Every record that follows must be duplicated exactly, with images left out.

[start Dataset content]

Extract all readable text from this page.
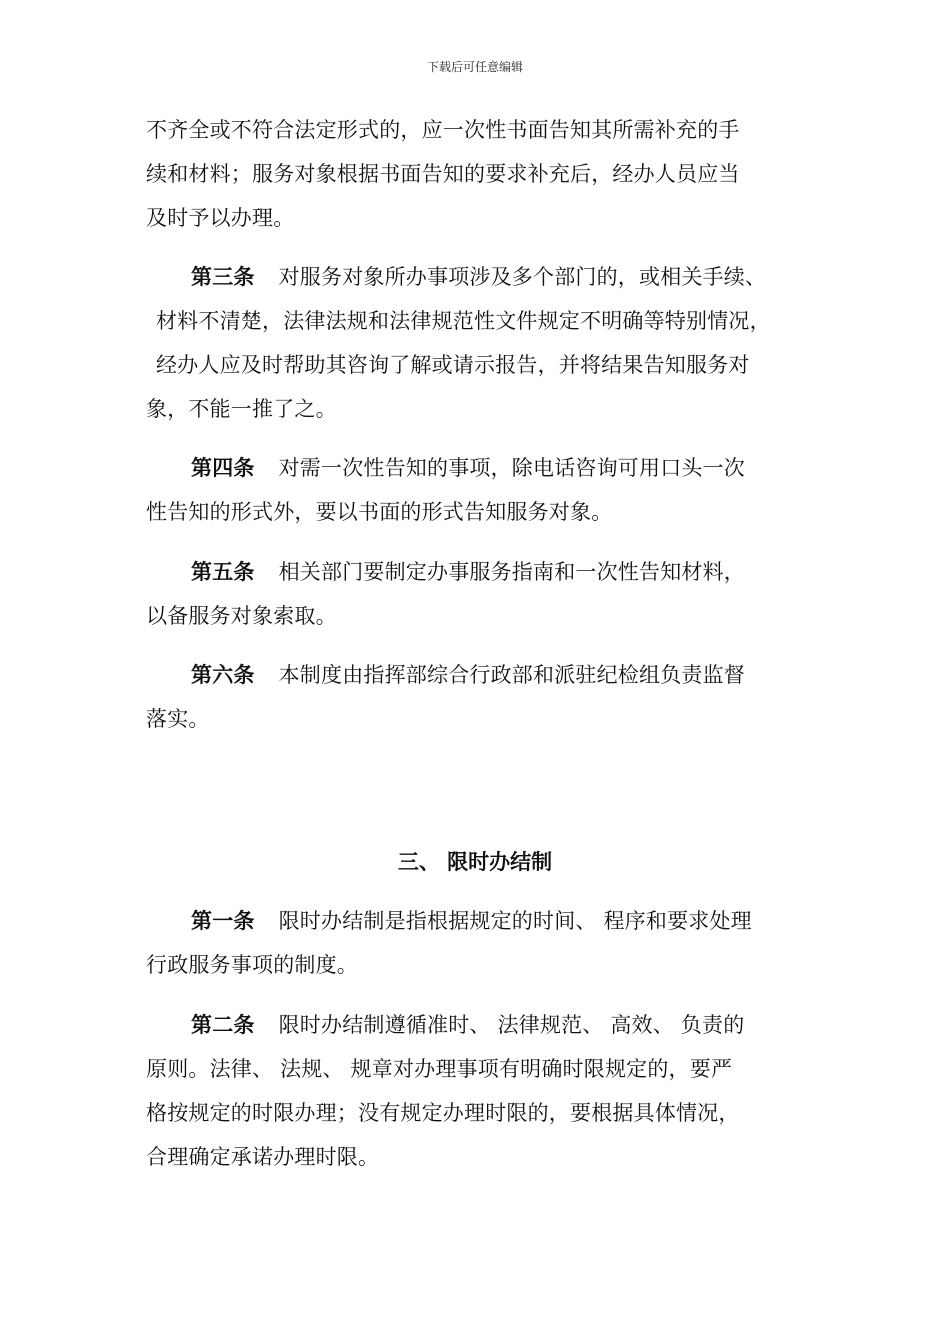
下载后可任意编辑
不齐全或不符合法定形式的，应一次性书面告知其所需补充的手
续和材料；服务对象根据书面告知的要求补充后，经办人员应当
及时予以办理。
第三条 对服务对象所办事项涉及多个部门的，或相关手续、
材料不清楚，法律法规和法律规范性文件规定不明确等特别情况，
经办人应及时帮助其咨询了解或请示报告，并将结果告知服务对
象，不能一推了之。
第四条 对需一次性告知的事项，除电话咨询可用口头一次
性告知的形式外，要以书面的形式告知服务对象。
第五条 相关部门要制定办事服务指南和一次性告知材料，
以备服务对象索取。
第六条 本制度由指挥部综合行政部和派驻纪检组负责监督
落实。
三、 限时办结制
第一条 限时办结制是指根据规定的时间、 程序和要求处理
行政服务事项的制度。
第二条 限时办结制遵循准时、 法律规范、 高效、 负责的
原则。法律、 法规、 规章对办理事项有明确时限规定的，要严
格按规定的时限办理；没有规定办理时限的，要根据具体情况，
合理确定承诺办理时限。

[end Dataset content]

Exercise solution
Extract all readable text from this page.
下载后可任意编辑
不齐全或不符合法定形式的，应一次性书面告知其所需补充的手
续和材料；服务对象根据书面告知的要求补充后，经办人员应当
及时予以办理。
第三条 对服务对象所办事项涉及多个部门的，或相关手续、
材料不清楚，法律法规和法律规范性文件规定不明确等特别情况，
经办人应及时帮助其咨询了解或请示报告，并将结果告知服务对
象，不能一推了之。
第四条 对需一次性告知的事项，除电话咨询可用口头一次
性告知的形式外，要以书面的形式告知服务对象。
第五条 相关部门要制定办事服务指南和一次性告知材料，
以备服务对象索取。
第六条 本制度由指挥部综合行政部和派驻纪检组负责监督
落实。
三、 限时办结制
第一条 限时办结制是指根据规定的时间、 程序和要求处理
行政服务事项的制度。
第二条 限时办结制遵循准时、 法律规范、 高效、 负责的
原则。法律、 法规、 规章对办理事项有明确时限规定的，要严
格按规定的时限办理；没有规定办理时限的，要根据具体情况，
合理确定承诺办理时限。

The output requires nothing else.